In order to keep my road follower in the middle of the road, I tried switching from an incremental similarity (compare each point to the next) to absolute (compare each point to the starting point). Since the starting point is given in the middle of road, it happily follows the road center, until this happens:
With incremental similarity, we were largely immune to disruptions along the side of the road, because we came upon them gradually. Now, a large shadow is sufficiently unlike our starting point that it scares the algorithm into swerving away from the shadow and running off the road. (I can sympathize with the algorithm. I did the same thing in a car once :-)
So, it just solves one problem, and exposes another.
I also tried the idea of, each step, taking a cross-section and look for symmetry to find where the “middle” of the road is. It didn’t work; the RGB is just too noisy to find a clear center of symmetry.
Perhaps next I will try, like Richard said, a flood-fill. But rather than try to flood-fill the entire road network, just a local fill to find an approximate road extent. That might work, although there are plenty of examples where it definitely won’t, like where the road is surrounded by similarly colored pixels:
Here is an example of a road which my road follower has no trouble with (following, but not staying in the middle of). Attempting to flood-fill it is extremely sensitive to initial point; picking just the right point is OK but any other (or any looser tolerance) will fail in countless ways, including fill way off the road, or just getting one side of it (as in the image above), or filling everything except the middle.

┄┄┄┄┄┄

#### EXERCISES TO COMPLETE:
• A. Retype the text on the road follower word for word, starting at "I also tried" and ending at "center of symmetry.".
• B. Continue the text about the road follower from its last sentence.
The rows below aren't needed.

#### Data drawn from a collection:
┄┄┄┄┄┄

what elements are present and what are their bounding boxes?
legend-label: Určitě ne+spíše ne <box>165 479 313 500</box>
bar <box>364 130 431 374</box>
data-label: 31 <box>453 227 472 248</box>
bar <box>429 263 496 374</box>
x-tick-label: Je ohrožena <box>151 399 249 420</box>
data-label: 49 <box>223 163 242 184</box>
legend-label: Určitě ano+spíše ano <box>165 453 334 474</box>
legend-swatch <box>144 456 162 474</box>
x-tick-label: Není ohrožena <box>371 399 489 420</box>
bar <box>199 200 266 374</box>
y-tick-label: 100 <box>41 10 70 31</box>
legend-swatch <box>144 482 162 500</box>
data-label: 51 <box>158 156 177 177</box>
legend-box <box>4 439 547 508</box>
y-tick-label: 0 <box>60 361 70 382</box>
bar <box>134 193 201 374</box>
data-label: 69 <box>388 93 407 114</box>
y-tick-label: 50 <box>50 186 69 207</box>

┄┄┄┄┄┄

#### ANSWERS BELOW:
• A.
I also tried the idea of, each step, taking a cross-section and look for symmetry to find where the “middle” of the road is. It didn’t work; the RGB is just too noisy to find a clear center of symmetry.

• B.
Discussion
Comment from mapryan on 6 September 2013 at 12:24
I would love to play with this if you need anyone to do some testing for you. I’m doing a lot of tracing round the SW of Ireland and the contrast if very high between the green fields and the tarmac so it might be an easier test bed
Comment from Mappo on 9 September 2013 at 13:16
Would it help the algorithm if the starting input where two points on a straight section of road (so all intermediate points would be valid input data too) rather than a single point? Perhaps even a series of straight line sections so the algorithm would only need to connect relatively short sections and would have a reasonable amount of human provided input to learn what the road looks like?
It seems like the algorithms and the editing user interface need to be designed together for maximum benefit. I keep thinking of the Photoshop-like smart select tools where they do an amazing amount of work for you but you still need to learn a few key combinations to get the most out of them by giving it the right starting data and then correcting it when it goes off course.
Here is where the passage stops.